PROBLEM DETAILS:
Please copy the material below without any change, beginning with its first line and going on through the line with "anomaly-cell: [910, 232, 919, 242]", including both of those lines.

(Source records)
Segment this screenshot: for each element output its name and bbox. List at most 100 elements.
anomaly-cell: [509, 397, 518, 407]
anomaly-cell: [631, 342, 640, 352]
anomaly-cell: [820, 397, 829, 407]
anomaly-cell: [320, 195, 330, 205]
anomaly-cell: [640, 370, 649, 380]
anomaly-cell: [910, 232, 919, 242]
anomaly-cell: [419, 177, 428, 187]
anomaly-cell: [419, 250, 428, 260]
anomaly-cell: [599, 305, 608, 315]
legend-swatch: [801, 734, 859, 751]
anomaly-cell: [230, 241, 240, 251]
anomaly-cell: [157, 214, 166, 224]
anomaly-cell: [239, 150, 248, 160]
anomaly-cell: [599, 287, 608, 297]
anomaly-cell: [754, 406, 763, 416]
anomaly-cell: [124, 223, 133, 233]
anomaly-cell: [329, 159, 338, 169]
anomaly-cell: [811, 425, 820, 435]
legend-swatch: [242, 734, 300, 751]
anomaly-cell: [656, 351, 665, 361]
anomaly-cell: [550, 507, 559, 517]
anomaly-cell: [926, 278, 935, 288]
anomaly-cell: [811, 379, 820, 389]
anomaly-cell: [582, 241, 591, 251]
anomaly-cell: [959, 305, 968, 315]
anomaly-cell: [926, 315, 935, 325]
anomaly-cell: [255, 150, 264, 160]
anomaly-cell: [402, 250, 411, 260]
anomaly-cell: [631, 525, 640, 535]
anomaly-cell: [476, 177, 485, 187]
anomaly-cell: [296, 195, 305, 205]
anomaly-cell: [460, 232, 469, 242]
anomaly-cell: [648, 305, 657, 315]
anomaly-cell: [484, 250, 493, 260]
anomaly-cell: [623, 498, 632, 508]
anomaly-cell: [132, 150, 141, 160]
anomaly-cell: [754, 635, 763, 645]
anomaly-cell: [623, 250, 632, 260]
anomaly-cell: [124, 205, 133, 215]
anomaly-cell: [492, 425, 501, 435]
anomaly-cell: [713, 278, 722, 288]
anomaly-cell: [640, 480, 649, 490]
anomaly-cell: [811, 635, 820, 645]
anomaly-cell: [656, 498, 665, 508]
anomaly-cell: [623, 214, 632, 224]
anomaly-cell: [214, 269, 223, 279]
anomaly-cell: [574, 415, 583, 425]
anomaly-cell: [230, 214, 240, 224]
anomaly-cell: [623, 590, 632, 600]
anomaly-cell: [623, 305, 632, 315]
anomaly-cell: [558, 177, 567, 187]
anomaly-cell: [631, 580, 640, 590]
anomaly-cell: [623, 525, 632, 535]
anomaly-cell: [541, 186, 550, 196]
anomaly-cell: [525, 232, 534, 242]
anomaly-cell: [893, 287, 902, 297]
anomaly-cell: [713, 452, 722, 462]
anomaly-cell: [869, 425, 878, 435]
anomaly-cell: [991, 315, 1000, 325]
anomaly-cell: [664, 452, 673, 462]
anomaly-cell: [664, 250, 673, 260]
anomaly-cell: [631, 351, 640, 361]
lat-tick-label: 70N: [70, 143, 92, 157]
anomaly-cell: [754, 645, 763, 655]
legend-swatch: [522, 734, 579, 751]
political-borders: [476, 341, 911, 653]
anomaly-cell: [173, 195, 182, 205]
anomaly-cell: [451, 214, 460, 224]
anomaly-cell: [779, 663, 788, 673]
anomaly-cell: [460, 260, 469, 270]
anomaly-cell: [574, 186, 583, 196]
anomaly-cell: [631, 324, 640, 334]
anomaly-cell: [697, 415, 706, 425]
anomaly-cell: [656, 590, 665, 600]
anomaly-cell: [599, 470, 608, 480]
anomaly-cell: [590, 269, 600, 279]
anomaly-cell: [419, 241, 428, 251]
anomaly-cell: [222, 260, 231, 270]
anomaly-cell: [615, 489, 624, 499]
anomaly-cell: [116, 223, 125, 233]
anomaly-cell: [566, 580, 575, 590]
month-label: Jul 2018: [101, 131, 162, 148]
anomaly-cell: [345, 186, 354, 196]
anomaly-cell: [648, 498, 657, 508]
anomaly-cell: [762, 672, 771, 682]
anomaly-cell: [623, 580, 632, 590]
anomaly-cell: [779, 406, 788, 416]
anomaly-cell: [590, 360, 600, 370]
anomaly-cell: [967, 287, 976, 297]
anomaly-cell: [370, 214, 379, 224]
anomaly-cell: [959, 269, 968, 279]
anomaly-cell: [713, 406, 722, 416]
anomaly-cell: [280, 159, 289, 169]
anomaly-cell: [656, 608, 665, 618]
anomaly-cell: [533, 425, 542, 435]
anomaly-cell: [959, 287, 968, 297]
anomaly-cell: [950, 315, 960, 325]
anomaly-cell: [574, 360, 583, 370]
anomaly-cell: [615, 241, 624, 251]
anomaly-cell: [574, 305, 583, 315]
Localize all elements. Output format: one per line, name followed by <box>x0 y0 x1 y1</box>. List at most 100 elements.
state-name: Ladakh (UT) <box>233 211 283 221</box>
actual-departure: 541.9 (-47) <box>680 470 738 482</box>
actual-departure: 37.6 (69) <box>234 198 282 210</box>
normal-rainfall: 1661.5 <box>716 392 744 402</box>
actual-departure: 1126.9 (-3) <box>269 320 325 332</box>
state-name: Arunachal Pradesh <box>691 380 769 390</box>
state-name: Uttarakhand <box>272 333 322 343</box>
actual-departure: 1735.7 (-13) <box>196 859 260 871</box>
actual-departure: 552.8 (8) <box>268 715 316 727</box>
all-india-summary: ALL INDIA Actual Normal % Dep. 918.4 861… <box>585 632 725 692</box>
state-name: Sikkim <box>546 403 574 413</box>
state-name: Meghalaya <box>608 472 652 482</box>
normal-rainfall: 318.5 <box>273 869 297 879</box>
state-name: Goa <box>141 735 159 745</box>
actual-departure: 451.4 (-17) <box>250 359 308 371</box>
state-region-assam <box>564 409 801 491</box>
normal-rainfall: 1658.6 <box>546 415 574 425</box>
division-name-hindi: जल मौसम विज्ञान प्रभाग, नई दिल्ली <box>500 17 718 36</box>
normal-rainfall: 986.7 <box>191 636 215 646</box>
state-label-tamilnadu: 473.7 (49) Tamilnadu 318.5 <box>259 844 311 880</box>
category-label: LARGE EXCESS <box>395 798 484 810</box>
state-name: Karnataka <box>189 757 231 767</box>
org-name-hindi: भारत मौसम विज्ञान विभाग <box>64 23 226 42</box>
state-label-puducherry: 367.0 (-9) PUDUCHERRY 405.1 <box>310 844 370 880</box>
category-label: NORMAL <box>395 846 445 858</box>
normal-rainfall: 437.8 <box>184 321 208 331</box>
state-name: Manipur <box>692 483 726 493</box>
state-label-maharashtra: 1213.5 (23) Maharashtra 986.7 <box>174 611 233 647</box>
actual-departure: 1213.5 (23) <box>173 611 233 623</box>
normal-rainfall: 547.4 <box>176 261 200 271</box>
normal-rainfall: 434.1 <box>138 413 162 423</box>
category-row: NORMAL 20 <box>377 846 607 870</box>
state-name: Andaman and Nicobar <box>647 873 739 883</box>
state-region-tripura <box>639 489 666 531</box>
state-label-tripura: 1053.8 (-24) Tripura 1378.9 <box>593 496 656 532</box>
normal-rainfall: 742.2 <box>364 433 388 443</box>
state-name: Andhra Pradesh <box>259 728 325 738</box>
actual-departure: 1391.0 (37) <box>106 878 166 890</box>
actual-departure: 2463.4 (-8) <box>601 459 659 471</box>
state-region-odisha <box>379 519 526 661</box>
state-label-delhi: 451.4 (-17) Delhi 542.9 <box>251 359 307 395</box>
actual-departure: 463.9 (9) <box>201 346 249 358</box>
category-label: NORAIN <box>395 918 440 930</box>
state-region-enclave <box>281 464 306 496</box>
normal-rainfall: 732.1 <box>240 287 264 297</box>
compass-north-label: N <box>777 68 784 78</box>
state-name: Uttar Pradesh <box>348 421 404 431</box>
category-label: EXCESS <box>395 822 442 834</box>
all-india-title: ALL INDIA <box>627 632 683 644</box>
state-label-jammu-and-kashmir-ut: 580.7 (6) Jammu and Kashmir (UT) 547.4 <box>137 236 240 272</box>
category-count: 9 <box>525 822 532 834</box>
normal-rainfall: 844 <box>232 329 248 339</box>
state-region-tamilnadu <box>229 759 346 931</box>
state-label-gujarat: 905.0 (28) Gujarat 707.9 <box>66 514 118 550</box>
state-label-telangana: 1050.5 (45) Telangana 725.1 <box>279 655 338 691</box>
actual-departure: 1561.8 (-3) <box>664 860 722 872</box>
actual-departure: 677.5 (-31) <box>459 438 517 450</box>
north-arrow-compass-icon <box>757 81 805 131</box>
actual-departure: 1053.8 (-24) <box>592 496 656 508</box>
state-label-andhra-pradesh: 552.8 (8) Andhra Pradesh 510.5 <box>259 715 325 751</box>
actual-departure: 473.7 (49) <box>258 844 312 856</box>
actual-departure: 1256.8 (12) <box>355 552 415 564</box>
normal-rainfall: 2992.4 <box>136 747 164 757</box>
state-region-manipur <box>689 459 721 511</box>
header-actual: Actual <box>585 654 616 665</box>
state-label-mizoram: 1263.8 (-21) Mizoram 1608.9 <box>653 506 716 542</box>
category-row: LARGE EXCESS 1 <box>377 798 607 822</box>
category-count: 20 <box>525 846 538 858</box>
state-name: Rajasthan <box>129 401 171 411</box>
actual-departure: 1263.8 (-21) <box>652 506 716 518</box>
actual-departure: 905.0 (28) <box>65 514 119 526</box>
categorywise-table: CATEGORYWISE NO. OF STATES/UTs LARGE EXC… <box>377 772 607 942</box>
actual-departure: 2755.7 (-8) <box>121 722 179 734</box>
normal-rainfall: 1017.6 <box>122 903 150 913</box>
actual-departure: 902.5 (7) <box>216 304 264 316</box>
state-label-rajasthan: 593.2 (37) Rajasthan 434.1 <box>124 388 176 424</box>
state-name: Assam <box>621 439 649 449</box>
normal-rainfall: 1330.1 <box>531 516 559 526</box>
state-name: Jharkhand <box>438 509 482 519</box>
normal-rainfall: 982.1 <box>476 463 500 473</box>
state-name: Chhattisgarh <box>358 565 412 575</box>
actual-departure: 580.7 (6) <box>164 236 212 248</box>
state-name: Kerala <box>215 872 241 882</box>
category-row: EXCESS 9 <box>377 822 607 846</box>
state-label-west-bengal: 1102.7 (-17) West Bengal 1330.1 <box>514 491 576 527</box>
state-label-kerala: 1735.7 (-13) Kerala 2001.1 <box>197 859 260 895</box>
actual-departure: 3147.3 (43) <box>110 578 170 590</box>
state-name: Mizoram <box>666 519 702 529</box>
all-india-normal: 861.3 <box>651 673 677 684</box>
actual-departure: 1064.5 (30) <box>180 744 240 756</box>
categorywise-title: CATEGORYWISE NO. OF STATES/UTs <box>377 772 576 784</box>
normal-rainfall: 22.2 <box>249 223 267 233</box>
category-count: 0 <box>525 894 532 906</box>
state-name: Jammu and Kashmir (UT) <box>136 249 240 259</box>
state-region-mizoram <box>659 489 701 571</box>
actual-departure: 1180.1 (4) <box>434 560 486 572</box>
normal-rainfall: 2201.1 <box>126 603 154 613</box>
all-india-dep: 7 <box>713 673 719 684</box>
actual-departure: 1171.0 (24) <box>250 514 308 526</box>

WRITTEN REPLY:
Segment this screenshot: for each element output its name and bbox. List at most 100 elements.
anomaly-cell: [509, 397, 518, 407]
anomaly-cell: [631, 342, 640, 352]
anomaly-cell: [820, 397, 829, 407]
anomaly-cell: [320, 195, 330, 205]
anomaly-cell: [640, 370, 649, 380]
anomaly-cell: [910, 232, 919, 242]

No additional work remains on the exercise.